EXERCISE INSTRUCTIONS = Carry on the octagonal paperboard bulk bin description below, starting right after its final sentence.
#### TEXT EXTRACT ####
Octagonal shaped paperboard bulk bin

Abstract

An octagonal-shaped paperboard bulk bin particularly suited for use with heavy, palletized loads of meat products and the like is formed of alternating, upstanding side panels and corner panels, with each panel including a foldably connected bottom flap and with the bottom flaps being in overlapped and interengaged relationship to form the bottom wall of the bulk bin. More particularly, each corner panel includes a foldably connected, horizontally disposed rectangular flap which is initially folded inwardly such that each flap is in overlapping relationship. Each flap of one pair of flaps extending from opposed side panels is slotted to include two parallel slots disposed perpendicular to the fold line thereof, and extending for a distance corresponding to one-half of the width of the flap extending from the adjacent side panel. By this construction, the flaps extending from the side panels may be interengaged for forming a rigid bottom wall for the bulk bin.

Description

The subject invention relates to a new and improved paperboard bulk bin, and more particularly to a paperboard bulk bin of octagon shape made of a single blank which can be readily manufactured on a rotary slotter, without any die cutting equipment.

The subject invention is particularly concerned with a bin for relatively heavy, palletized loads, for example, large quantities of fresh meat, which are to be moved from place to place. In a centralized meat cutting operation involving the mechanized cutting, packaging, and shipment of large quantities of fresh meat, heavy duty bulk bins are required, and preferably heavy duty bulk bins that can be easily erected by a workman in a minimum amount of time. The resulting bulk bin should be rugged enough to withstand abuse during the handling and moving of the bin from place to place on pallets, and must be of sufficient strength to insure that it will not break apart or split when being transported.
#### GIVEN ENTRIES ####
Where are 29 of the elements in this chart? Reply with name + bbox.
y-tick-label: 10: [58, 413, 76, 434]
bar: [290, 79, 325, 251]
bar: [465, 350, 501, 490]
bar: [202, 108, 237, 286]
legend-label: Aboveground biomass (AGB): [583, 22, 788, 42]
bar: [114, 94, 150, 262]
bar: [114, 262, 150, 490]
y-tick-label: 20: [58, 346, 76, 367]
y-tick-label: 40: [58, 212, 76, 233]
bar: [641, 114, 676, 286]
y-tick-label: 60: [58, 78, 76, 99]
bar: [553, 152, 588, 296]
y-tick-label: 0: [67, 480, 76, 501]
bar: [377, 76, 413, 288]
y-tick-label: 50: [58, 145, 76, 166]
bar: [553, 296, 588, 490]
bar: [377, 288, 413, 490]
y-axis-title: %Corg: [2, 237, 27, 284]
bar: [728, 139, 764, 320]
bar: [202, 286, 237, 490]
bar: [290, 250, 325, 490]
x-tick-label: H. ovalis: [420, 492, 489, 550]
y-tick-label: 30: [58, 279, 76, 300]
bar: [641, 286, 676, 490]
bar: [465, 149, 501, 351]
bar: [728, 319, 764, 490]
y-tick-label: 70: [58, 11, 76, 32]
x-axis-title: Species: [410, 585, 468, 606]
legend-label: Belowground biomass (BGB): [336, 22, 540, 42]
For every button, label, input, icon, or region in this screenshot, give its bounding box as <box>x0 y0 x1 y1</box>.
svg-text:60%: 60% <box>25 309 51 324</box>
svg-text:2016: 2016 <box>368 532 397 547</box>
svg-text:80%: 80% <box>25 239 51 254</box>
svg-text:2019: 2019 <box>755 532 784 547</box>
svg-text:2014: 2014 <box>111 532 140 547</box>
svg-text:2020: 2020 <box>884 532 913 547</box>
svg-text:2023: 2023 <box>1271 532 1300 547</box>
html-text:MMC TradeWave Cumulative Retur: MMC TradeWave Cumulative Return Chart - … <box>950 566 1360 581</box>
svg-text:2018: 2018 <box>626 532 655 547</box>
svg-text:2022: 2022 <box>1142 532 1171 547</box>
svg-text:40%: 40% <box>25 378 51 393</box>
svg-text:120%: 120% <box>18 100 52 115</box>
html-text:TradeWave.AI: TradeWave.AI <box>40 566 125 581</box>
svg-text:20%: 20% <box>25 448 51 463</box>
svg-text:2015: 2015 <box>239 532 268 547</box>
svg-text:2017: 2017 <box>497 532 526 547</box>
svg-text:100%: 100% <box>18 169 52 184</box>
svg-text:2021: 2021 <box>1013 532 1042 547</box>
####
WRITTEN RESPONSE =
In order to meet the desired objectives, the subject invention provides a new and improved paperboard bulk bin, which is preferably octagon-shaped and includes an upstanding side wall formed from first and second opposed pairs of side panels, and two pairs of corner panels. Each corner panel is disposed between one of the panels of each first and second pair of side panels, and foldably connected to each side and corner panel is a bottom flap portion. The four flaps extending from the corner panels are folded inwardly, preferably to an overlapped relationship. The flaps extending from the first pair of opposed side panels are substantially rectangular in configuration, while the flaps extending from the second pair of side panels are slotted, with the respective slots in said flaps being aligned to accept therebetween the flaps extending from the first pair of side panels. The interengagement of the flaps extending from the side panels, as well as the overlapping of the flaps from the corner panels provide a rigid bottom wall for the bulk bin. Furthermore, because of the configuration of the bottom wall of the subject bulk bin, the latter is readily erected by a single workman, without requiring the use of adhesives, staples, or other fastening means for maintaining the bottom wall in its erected condition.

The subject bulk bin is made from a single paperboard blank which is formed from a single wall or double wall corrugated board. Thus, the one-piece octagon bulk shipper of the subject invention can be manufactured on a rotary slotter, without and die cutting equipment. The subject bulk bin, having bottom flaps meeting in the center, eliminates the need of a bottom pad, as found in bulk bins of the prior art type. By eliminating the bottom pad, the subject invention achieves improved production time in manufacturing, and in addition, cuts down the inventory required by the bin manufacturer for the manufacture of the subject bulk bin. By virtue of the overlapping of the flaps in the bottom wall of the subject bulk bin, the weight of the product is distributed over the flaps in a more uniform manner as the applied pressure of the product bears against the bottom flaps and upstanding side walls of the subject bulk bin. Once the bottom wall of the subject bulk bin is formed, and in view of the locking feature of the bottom wall achieved by the interengagment of the flaps, the subject bulk bin will stay in its formed condition during transfer from the bulk bin set-up room to the loading area where the product is placed within the bulk bin.

The new and improved octagon shaped paperboard bulk bin of the subject invention, and the single blank for forming said bulk bin provide a bulk bin capable of handling heavy loads, which may be readily and economically manufactured as well as easily and rapidly erected by a single workman.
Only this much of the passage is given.